Count how many lines hold the word "JSON" and give that number as the whole answer.

**********

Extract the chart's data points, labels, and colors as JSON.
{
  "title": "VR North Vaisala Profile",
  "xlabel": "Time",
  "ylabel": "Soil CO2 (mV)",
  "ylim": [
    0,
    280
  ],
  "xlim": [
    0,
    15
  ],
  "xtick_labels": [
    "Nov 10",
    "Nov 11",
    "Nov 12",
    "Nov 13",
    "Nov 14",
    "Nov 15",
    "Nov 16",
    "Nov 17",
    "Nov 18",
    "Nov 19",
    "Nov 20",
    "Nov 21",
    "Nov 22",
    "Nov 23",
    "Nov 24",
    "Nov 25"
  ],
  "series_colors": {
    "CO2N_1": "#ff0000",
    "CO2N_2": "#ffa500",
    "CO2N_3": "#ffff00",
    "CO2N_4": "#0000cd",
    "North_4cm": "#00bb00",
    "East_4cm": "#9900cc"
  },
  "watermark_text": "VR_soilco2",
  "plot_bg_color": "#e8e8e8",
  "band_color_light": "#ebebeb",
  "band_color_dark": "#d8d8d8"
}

**********

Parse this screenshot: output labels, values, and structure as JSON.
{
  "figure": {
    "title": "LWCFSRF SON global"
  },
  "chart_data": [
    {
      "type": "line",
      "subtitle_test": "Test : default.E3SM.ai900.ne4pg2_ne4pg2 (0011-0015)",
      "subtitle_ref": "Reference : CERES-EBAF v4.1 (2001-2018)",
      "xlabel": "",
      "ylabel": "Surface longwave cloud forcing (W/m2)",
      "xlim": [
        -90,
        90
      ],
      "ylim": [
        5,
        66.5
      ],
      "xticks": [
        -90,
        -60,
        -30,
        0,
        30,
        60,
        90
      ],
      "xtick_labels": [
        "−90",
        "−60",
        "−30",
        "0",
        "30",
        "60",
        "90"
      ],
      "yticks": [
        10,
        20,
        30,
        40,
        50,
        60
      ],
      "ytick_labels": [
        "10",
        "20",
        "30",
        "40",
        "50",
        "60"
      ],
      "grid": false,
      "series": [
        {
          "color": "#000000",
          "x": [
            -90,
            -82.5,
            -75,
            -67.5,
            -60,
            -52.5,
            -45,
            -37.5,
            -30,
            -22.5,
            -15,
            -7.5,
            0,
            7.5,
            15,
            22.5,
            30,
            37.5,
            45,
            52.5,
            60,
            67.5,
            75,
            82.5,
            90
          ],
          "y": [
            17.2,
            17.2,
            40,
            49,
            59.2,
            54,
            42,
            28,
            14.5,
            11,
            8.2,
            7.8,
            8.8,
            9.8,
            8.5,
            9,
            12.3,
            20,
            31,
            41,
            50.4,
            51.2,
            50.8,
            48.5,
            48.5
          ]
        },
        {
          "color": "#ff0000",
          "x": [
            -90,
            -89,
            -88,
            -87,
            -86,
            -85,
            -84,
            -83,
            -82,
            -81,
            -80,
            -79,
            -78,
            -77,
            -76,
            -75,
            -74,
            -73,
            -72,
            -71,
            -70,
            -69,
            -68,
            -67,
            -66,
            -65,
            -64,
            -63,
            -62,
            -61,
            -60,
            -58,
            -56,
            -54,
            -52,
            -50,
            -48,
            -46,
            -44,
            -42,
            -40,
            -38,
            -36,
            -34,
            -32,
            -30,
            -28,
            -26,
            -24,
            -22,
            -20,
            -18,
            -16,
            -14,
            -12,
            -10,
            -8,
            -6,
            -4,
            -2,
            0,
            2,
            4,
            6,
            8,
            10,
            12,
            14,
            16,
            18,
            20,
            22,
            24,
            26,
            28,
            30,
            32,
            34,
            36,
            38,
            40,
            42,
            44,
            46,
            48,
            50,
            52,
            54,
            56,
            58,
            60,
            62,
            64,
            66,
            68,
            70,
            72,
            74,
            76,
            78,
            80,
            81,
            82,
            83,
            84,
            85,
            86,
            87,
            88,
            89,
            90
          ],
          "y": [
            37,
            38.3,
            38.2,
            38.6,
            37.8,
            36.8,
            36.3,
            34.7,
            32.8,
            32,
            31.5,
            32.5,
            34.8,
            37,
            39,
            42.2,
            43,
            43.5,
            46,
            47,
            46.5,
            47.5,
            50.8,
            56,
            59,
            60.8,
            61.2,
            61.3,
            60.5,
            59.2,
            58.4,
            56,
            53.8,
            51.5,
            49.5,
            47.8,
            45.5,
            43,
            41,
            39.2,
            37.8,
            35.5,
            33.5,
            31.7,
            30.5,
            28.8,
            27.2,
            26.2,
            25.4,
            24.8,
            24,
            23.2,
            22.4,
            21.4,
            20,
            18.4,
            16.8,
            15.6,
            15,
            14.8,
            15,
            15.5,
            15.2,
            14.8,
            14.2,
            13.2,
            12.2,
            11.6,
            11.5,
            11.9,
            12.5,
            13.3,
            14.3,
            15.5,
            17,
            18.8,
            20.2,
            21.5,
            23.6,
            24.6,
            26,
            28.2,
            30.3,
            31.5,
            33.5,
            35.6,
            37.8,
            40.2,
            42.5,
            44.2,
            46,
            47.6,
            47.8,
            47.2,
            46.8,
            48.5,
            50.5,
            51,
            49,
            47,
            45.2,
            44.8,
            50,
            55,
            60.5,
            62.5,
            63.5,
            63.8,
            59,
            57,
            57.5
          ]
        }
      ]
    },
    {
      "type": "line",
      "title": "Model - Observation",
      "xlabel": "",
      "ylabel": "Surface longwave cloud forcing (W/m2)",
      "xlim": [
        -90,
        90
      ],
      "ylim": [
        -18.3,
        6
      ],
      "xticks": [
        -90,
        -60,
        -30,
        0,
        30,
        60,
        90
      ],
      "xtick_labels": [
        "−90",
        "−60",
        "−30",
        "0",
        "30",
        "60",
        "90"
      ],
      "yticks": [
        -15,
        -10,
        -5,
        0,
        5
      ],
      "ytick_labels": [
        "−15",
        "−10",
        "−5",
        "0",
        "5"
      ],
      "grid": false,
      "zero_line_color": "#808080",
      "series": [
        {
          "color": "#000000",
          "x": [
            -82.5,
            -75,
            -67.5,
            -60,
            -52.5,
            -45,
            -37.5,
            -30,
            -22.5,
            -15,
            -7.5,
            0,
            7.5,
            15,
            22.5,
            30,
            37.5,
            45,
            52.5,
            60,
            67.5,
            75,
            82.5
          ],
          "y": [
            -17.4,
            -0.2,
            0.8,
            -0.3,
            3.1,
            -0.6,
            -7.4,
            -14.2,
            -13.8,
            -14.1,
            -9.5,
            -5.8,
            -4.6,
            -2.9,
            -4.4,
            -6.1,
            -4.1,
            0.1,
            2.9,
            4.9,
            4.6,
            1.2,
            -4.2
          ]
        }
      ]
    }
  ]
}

**********

■ Answer to this task ■
2